Bounding box annotations:
══════════

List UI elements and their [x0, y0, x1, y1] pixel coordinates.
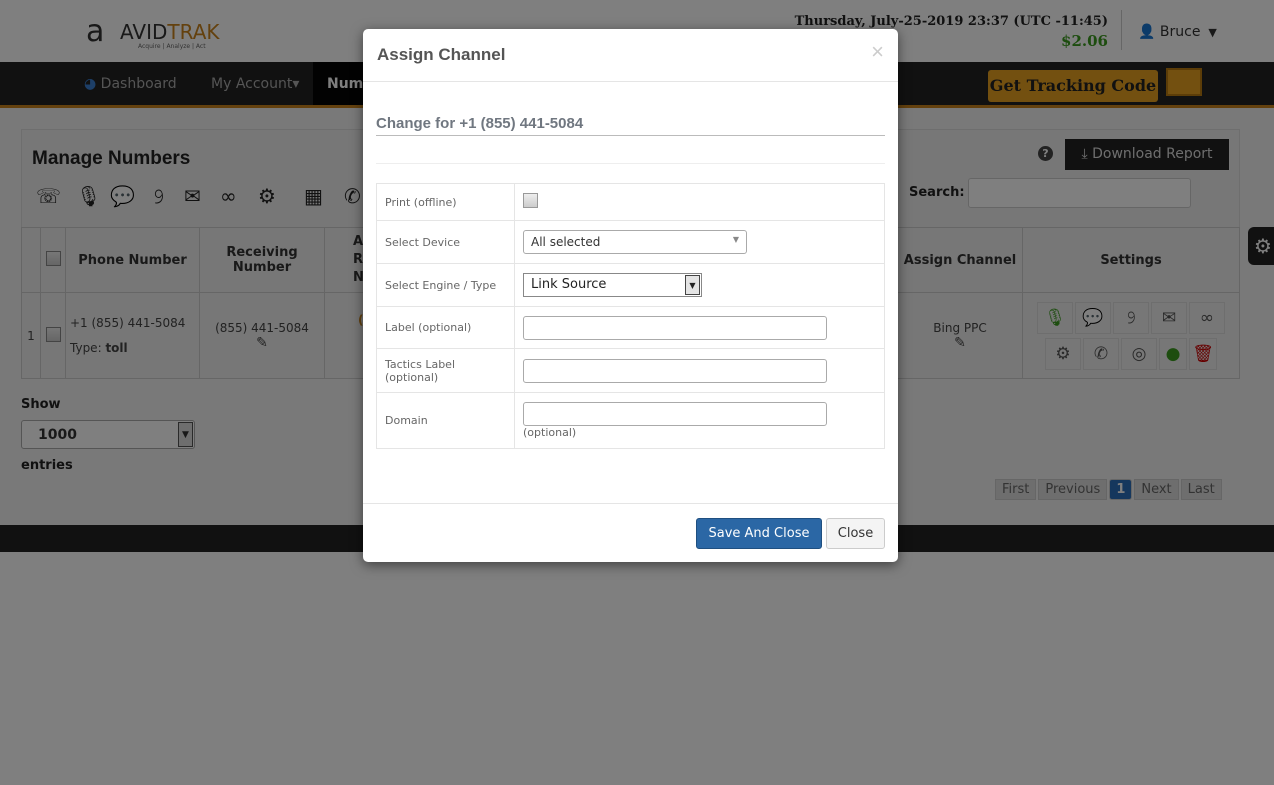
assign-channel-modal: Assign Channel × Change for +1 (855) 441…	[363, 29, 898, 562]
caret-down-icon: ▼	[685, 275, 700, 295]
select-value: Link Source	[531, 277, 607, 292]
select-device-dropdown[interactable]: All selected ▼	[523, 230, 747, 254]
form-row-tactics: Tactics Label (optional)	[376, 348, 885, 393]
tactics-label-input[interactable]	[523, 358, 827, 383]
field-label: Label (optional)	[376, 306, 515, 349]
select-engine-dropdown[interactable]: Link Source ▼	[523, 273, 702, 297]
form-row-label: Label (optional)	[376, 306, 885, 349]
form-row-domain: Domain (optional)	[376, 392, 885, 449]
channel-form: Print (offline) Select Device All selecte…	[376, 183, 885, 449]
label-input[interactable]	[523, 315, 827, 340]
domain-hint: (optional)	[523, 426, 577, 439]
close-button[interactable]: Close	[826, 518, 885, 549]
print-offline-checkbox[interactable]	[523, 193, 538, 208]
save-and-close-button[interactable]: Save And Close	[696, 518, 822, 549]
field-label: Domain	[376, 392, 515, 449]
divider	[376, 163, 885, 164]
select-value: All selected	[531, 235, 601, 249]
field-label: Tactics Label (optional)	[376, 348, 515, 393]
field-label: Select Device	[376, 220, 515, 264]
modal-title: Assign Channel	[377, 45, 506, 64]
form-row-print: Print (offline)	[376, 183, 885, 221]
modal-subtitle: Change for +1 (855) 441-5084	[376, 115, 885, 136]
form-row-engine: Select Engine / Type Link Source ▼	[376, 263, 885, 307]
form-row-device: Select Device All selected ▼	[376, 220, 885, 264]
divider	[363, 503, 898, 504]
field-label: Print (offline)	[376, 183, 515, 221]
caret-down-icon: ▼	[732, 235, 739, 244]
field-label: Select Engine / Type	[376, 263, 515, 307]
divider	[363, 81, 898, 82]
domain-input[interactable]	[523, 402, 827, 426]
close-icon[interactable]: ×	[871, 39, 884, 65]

══════════

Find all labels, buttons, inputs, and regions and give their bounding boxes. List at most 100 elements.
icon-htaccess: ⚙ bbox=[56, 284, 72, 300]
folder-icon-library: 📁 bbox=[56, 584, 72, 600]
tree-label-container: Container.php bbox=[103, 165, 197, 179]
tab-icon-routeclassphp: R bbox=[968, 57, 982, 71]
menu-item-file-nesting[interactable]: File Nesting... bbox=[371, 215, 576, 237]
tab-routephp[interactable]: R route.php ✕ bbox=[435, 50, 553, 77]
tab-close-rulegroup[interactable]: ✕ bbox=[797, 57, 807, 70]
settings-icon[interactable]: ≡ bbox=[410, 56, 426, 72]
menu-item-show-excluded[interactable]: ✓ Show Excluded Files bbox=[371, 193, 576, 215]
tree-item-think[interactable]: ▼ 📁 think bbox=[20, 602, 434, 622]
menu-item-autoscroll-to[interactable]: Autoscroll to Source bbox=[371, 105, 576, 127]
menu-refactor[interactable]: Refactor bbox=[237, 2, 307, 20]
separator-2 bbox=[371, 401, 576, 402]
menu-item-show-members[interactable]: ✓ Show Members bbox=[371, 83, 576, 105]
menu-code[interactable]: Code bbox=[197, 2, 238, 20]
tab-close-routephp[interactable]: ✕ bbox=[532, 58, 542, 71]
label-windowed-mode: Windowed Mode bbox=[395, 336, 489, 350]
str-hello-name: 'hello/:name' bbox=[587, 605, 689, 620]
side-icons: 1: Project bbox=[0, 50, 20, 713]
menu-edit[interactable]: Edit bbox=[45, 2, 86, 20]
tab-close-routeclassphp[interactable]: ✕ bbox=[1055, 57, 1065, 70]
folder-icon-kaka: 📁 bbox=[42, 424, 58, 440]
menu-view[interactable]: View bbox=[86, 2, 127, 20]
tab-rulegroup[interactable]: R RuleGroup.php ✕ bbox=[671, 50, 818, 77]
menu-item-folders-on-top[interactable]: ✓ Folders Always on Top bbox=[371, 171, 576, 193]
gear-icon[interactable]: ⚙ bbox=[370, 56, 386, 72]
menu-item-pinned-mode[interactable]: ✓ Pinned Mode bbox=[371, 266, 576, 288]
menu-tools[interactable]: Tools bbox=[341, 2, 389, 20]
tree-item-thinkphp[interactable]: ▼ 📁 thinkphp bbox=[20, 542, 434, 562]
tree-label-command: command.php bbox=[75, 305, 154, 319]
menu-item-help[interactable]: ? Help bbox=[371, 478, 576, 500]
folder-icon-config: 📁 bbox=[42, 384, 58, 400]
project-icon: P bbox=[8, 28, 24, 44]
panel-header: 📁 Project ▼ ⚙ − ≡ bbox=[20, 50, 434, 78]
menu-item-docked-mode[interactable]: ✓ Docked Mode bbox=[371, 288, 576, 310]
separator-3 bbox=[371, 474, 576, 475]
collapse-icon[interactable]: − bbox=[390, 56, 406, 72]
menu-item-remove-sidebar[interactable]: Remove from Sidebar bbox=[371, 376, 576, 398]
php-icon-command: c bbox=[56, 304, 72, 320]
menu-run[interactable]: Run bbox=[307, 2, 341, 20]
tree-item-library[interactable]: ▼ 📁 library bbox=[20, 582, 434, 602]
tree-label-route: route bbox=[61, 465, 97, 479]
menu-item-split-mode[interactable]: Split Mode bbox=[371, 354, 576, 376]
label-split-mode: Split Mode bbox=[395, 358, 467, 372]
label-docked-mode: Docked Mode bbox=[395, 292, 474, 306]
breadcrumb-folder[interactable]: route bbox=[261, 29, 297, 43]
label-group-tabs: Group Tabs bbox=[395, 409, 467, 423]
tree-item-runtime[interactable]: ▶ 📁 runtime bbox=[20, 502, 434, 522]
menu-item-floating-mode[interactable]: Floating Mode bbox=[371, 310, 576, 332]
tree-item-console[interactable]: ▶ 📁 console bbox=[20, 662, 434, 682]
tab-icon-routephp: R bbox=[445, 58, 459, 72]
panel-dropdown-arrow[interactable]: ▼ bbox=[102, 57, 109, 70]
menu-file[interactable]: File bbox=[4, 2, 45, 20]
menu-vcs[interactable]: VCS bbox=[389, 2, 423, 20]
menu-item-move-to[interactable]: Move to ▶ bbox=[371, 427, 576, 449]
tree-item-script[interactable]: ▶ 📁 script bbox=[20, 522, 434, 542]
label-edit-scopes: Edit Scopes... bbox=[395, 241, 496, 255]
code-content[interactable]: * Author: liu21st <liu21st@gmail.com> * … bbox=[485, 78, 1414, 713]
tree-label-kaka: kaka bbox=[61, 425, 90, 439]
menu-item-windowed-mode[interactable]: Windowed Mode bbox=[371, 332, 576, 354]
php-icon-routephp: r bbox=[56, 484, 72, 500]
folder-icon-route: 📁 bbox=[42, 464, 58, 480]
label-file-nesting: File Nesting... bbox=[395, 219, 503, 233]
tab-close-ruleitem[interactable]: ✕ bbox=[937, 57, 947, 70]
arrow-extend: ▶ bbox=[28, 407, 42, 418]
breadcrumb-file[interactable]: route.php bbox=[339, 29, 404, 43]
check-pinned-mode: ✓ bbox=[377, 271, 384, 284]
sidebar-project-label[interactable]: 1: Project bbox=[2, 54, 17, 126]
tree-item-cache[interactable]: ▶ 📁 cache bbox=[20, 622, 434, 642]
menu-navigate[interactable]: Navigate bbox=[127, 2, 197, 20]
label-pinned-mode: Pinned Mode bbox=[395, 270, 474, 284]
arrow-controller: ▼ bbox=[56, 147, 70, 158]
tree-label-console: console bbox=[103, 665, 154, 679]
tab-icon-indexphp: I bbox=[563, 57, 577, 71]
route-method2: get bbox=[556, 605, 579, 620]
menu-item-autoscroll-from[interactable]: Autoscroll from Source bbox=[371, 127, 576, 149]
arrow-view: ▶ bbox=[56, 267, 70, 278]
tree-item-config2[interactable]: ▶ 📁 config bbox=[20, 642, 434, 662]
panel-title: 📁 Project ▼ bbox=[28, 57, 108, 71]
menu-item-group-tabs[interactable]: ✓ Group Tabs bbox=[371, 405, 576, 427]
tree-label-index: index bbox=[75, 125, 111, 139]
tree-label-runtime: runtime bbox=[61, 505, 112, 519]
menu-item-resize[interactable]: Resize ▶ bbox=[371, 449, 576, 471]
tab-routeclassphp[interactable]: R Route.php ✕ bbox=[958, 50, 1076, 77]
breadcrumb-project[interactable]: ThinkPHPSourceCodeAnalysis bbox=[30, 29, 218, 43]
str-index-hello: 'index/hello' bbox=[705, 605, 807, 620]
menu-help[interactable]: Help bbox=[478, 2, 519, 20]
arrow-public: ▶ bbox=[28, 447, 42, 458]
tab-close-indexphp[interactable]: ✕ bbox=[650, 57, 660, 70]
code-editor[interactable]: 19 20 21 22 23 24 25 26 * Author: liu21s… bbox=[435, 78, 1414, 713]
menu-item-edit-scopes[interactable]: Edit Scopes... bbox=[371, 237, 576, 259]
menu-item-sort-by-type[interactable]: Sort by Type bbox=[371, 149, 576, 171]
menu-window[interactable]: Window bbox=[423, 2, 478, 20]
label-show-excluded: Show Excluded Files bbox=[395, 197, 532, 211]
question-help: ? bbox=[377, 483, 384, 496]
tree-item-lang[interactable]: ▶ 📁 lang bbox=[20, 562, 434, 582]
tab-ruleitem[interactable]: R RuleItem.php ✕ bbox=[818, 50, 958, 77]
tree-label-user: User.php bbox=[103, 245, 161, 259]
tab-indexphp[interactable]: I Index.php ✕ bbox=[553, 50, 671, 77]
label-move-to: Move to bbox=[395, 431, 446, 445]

══════════

- [AIM]: Repeat word for word the lines of the records above, from the line with "assign-channel-modal: Assign Channel" up to and including the line with "306, 885, 349]".

- [RESPONSE TO THIS TASK]:
assign-channel-modal: Assign Channel × Change for +1 (855) 441…	[363, 29, 898, 562]
caret-down-icon: ▼	[685, 275, 700, 295]
select-value: Link Source	[531, 277, 607, 292]
select-device-dropdown[interactable]: All selected ▼	[523, 230, 747, 254]
form-row-tactics: Tactics Label (optional)	[376, 348, 885, 393]
tactics-label-input[interactable]	[523, 358, 827, 383]
field-label: Label (optional)	[376, 306, 515, 349]
select-engine-dropdown[interactable]: Link Source ▼	[523, 273, 702, 297]
form-row-label: Label (optional)	[376, 306, 885, 349]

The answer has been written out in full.